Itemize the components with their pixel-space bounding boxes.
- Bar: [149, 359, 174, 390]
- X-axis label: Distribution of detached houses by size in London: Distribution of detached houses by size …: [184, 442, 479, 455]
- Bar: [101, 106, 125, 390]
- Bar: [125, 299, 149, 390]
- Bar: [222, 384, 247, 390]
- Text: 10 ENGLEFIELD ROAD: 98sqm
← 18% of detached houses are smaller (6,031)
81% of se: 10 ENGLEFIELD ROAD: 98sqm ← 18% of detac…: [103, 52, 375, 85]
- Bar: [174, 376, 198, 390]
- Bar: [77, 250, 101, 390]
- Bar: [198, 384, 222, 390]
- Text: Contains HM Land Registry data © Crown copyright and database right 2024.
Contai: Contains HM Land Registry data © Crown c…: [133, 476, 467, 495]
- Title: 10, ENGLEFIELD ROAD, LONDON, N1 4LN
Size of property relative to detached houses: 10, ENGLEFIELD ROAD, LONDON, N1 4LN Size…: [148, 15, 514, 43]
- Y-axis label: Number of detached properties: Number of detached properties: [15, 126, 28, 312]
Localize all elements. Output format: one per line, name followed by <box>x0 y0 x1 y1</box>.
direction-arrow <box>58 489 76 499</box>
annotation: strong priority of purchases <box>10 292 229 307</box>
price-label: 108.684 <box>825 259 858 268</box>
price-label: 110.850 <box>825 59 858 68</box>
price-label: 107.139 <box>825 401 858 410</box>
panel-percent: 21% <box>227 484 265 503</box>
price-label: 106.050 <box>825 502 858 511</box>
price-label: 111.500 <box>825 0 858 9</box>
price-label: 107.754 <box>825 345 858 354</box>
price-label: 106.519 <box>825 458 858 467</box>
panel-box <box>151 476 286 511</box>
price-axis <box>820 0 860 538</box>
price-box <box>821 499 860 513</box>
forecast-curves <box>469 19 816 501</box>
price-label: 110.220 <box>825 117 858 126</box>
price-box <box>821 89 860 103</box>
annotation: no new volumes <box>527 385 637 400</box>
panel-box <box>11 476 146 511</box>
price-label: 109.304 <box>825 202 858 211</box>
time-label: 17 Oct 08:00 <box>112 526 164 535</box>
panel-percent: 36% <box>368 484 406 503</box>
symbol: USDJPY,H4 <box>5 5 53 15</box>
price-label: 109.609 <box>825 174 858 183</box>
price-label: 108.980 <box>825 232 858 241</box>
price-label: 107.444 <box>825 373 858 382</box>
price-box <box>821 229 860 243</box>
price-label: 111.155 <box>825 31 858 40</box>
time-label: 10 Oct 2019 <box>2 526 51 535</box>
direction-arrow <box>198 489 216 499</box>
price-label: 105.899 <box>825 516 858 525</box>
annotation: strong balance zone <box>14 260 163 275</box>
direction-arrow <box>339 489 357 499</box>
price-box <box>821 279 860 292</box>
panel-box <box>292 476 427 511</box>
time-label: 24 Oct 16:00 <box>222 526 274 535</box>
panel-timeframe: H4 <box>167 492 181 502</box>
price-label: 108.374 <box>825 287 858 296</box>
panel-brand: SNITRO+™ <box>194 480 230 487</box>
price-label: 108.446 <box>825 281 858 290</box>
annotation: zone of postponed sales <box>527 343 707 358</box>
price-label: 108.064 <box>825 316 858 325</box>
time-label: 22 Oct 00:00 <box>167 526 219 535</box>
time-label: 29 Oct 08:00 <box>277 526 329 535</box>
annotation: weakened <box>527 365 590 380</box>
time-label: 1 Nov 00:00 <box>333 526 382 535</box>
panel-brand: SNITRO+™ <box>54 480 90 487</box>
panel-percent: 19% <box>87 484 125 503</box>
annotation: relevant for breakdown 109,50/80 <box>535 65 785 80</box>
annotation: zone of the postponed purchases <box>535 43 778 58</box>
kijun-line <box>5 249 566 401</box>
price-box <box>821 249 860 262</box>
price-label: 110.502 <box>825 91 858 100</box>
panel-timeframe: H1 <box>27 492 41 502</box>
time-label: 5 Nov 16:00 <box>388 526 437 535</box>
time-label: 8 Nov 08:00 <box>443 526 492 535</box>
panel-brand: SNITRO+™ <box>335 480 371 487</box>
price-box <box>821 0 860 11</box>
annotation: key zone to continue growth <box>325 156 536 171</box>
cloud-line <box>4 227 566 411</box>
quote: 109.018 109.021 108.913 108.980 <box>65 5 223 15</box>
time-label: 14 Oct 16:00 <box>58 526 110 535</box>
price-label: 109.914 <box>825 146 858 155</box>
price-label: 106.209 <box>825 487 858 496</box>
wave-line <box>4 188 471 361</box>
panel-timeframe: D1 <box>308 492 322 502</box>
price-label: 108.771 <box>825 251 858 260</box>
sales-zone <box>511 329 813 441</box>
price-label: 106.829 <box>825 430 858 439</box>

• • • • •

- Problem requirements -
Please return every one of the lines above, unchanged.

- Task result -
Itemize the components with their pixel-space bounding boxes.
- Bar: [149, 359, 174, 390]
- X-axis label: Distribution of detached houses by size in London: Distribution of detached houses by size …: [184, 442, 479, 455]
- Bar: [101, 106, 125, 390]
- Bar: [125, 299, 149, 390]
- Bar: [222, 384, 247, 390]
- Text: 10 ENGLEFIELD ROAD: 98sqm
← 18% of detached houses are smaller (6,031)
81% of se: 10 ENGLEFIELD ROAD: 98sqm ← 18% of detac…: [103, 52, 375, 85]
- Bar: [174, 376, 198, 390]
- Bar: [77, 250, 101, 390]
- Bar: [198, 384, 222, 390]
- Text: Contains HM Land Registry data © Crown copyright and database right 2024.
Contai: Contains HM Land Registry data © Crown c…: [133, 476, 467, 495]
- Title: 10, ENGLEFIELD ROAD, LONDON, N1 4LN
Size of property relative to detached houses: 10, ENGLEFIELD ROAD, LONDON, N1 4LN Size…: [148, 15, 514, 43]
- Y-axis label: Number of detached properties: Number of detached properties: [15, 126, 28, 312]
Localize all elements. Output format: one per line, name followed by <box>x0 y0 x1 y1</box>.
direction-arrow <box>58 489 76 499</box>
annotation: strong priority of purchases <box>10 292 229 307</box>
price-label: 108.684 <box>825 259 858 268</box>
price-label: 110.850 <box>825 59 858 68</box>
price-label: 107.139 <box>825 401 858 410</box>
panel-percent: 21% <box>227 484 265 503</box>
price-label: 106.050 <box>825 502 858 511</box>
price-label: 111.500 <box>825 0 858 9</box>
price-label: 107.754 <box>825 345 858 354</box>
price-label: 106.519 <box>825 458 858 467</box>
panel-box <box>151 476 286 511</box>
price-axis <box>820 0 860 538</box>
price-box <box>821 499 860 513</box>
forecast-curves <box>469 19 816 501</box>
price-label: 110.220 <box>825 117 858 126</box>
price-box <box>821 89 860 103</box>
annotation: no new volumes <box>527 385 637 400</box>
panel-box <box>11 476 146 511</box>
price-label: 109.304 <box>825 202 858 211</box>
time-label: 17 Oct 08:00 <box>112 526 164 535</box>
panel-percent: 36% <box>368 484 406 503</box>
symbol: USDJPY,H4 <box>5 5 53 15</box>
price-label: 109.609 <box>825 174 858 183</box>
price-label: 108.980 <box>825 232 858 241</box>
price-label: 107.444 <box>825 373 858 382</box>
price-box <box>821 229 860 243</box>
price-label: 111.155 <box>825 31 858 40</box>
time-label: 10 Oct 2019 <box>2 526 51 535</box>
direction-arrow <box>198 489 216 499</box>
price-label: 105.899 <box>825 516 858 525</box>
annotation: strong balance zone <box>14 260 163 275</box>
direction-arrow <box>339 489 357 499</box>
price-box <box>821 279 860 292</box>
panel-box <box>292 476 427 511</box>
time-label: 24 Oct 16:00 <box>222 526 274 535</box>
panel-timeframe: H4 <box>167 492 181 502</box>
price-label: 108.374 <box>825 287 858 296</box>
panel-brand: SNITRO+™ <box>194 480 230 487</box>
price-label: 108.446 <box>825 281 858 290</box>
annotation: zone of postponed sales <box>527 343 707 358</box>
price-label: 108.064 <box>825 316 858 325</box>
time-label: 22 Oct 00:00 <box>167 526 219 535</box>
time-label: 29 Oct 08:00 <box>277 526 329 535</box>
annotation: weakened <box>527 365 590 380</box>
time-label: 1 Nov 00:00 <box>333 526 382 535</box>
panel-brand: SNITRO+™ <box>54 480 90 487</box>
panel-percent: 19% <box>87 484 125 503</box>
annotation: relevant for breakdown 109,50/80 <box>535 65 785 80</box>
annotation: zone of the postponed purchases <box>535 43 778 58</box>
kijun-line <box>5 249 566 401</box>
price-box <box>821 249 860 262</box>
price-label: 110.502 <box>825 91 858 100</box>
panel-timeframe: H1 <box>27 492 41 502</box>
time-label: 5 Nov 16:00 <box>388 526 437 535</box>
time-label: 8 Nov 08:00 <box>443 526 492 535</box>
panel-brand: SNITRO+™ <box>335 480 371 487</box>
price-box <box>821 0 860 11</box>
annotation: key zone to continue growth <box>325 156 536 171</box>
cloud-line <box>4 227 566 411</box>
quote: 109.018 109.021 108.913 108.980 <box>65 5 223 15</box>
time-label: 14 Oct 16:00 <box>58 526 110 535</box>
price-label: 109.914 <box>825 146 858 155</box>
price-label: 106.209 <box>825 487 858 496</box>
wave-line <box>4 188 471 361</box>
panel-timeframe: D1 <box>308 492 322 502</box>
price-label: 108.771 <box>825 251 858 260</box>
sales-zone <box>511 329 813 441</box>
price-label: 106.829 <box>825 430 858 439</box>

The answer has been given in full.